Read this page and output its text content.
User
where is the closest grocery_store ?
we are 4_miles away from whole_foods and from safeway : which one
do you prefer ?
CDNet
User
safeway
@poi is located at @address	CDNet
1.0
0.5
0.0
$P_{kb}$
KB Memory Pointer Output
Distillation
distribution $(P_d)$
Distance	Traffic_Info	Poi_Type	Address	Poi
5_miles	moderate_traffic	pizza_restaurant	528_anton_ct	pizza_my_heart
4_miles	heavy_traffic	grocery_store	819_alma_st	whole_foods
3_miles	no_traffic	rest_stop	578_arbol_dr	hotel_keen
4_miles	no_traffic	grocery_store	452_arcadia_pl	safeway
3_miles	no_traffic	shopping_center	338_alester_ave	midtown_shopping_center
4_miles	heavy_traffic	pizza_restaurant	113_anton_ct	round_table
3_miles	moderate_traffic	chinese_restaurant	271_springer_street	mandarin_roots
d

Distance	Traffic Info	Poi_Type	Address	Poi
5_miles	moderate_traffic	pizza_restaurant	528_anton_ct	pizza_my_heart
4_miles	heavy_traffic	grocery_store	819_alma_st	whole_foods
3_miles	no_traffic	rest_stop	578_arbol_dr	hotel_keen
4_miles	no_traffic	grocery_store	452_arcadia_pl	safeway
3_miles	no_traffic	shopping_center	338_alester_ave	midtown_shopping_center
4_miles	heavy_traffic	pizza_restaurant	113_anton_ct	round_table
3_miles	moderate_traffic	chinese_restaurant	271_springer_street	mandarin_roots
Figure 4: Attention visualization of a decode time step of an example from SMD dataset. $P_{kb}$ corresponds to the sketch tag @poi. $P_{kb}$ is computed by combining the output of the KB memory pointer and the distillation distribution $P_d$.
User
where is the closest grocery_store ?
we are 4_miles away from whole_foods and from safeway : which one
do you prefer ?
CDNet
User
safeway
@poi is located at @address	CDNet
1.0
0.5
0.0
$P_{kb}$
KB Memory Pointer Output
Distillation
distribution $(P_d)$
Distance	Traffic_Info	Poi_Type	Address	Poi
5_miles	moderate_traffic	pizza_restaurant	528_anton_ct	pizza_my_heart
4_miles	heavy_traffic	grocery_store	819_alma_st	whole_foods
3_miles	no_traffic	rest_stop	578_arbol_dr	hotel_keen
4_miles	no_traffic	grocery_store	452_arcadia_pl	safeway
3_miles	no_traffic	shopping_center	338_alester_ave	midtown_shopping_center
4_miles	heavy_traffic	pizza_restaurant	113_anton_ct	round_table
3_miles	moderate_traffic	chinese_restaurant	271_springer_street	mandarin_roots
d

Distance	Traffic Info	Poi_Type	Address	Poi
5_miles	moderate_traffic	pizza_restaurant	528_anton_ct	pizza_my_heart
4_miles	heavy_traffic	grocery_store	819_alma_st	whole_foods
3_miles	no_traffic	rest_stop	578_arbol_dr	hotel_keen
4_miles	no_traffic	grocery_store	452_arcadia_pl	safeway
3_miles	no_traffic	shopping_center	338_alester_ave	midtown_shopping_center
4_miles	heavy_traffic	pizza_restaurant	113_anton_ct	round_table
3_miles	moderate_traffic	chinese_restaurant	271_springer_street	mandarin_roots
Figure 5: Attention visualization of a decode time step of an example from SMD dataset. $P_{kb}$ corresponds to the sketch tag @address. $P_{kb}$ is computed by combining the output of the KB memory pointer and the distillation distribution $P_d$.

What the task requires: Retype the material in full. Each word must match.

Final result:
Read this page and output its text content.
User
where is the closest grocery_store ?
we are 4_miles away from whole_foods and from safeway : which one
do you prefer ?
CDNet
User
safeway
@poi is located at @address	CDNet
1.0
0.5
0.0
$P_{kb}$
KB Memory Pointer Output
Distillation
distribution $(P_d)$
Distance	Traffic_Info	Poi_Type	Address	Poi
5_miles	moderate_traffic	pizza_restaurant	528_anton_ct	pizza_my_heart
4_miles	heavy_traffic	grocery_store	819_alma_st	whole_foods
3_miles	no_traffic	rest_stop	578_arbol_dr	hotel_keen
4_miles	no_traffic	grocery_store	452_arcadia_pl	safeway
3_miles	no_traffic	shopping_center	338_alester_ave	midtown_shopping_center
4_miles	heavy_traffic	pizza_restaurant	113_anton_ct	round_table
3_miles	moderate_traffic	chinese_restaurant	271_springer_street	mandarin_roots
d

Distance	Traffic Info	Poi_Type	Address	Poi
5_miles	moderate_traffic	pizza_restaurant	528_anton_ct	pizza_my_heart
4_miles	heavy_traffic	grocery_store	819_alma_st	whole_foods
3_miles	no_traffic	rest_stop	578_arbol_dr	hotel_keen
4_miles	no_traffic	grocery_store	452_arcadia_pl	safeway
3_miles	no_traffic	shopping_center	338_alester_ave	midtown_shopping_center
4_miles	heavy_traffic	pizza_restaurant	113_anton_ct	round_table
3_miles	moderate_traffic	chinese_restaurant	271_springer_street	mandarin_roots
Figure 4: Attention visualization of a decode time step of an example from SMD dataset. $P_{kb}$ corresponds to the sketch tag @poi. $P_{kb}$ is computed by combining the output of the KB memory pointer and the distillation distribution $P_d$.
User
where is the closest grocery_store ?
we are 4_miles away from whole_foods and from safeway : which one
do you prefer ?
CDNet
User
safeway
@poi is located at @address	CDNet
1.0
0.5
0.0
$P_{kb}$
KB Memory Pointer Output
Distillation
distribution $(P_d)$
Distance	Traffic_Info	Poi_Type	Address	Poi
5_miles	moderate_traffic	pizza_restaurant	528_anton_ct	pizza_my_heart
4_miles	heavy_traffic	grocery_store	819_alma_st	whole_foods
3_miles	no_traffic	rest_stop	578_arbol_dr	hotel_keen
4_miles	no_traffic	grocery_store	452_arcadia_pl	safeway
3_miles	no_traffic	shopping_center	338_alester_ave	midtown_shopping_center
4_miles	heavy_traffic	pizza_restaurant	113_anton_ct	round_table
3_miles	moderate_traffic	chinese_restaurant	271_springer_street	mandarin_roots
d

Distance	Traffic Info	Poi_Type	Address	Poi
5_miles	moderate_traffic	pizza_restaurant	528_anton_ct	pizza_my_heart
4_miles	heavy_traffic	grocery_store	819_alma_st	whole_foods
3_miles	no_traffic	rest_stop	578_arbol_dr	hotel_keen
4_miles	no_traffic	grocery_store	452_arcadia_pl	safeway
3_miles	no_traffic	shopping_center	338_alester_ave	midtown_shopping_center
4_miles	heavy_traffic	pizza_restaurant	113_anton_ct	round_table
3_miles	moderate_traffic	chinese_restaurant	271_springer_street	mandarin_roots
Figure 5: Attention visualization of a decode time step of an example from SMD dataset. $P_{kb}$ corresponds to the sketch tag @address. $P_{kb}$ is computed by combining the output of the KB memory pointer and the distillation distribution $P_d$.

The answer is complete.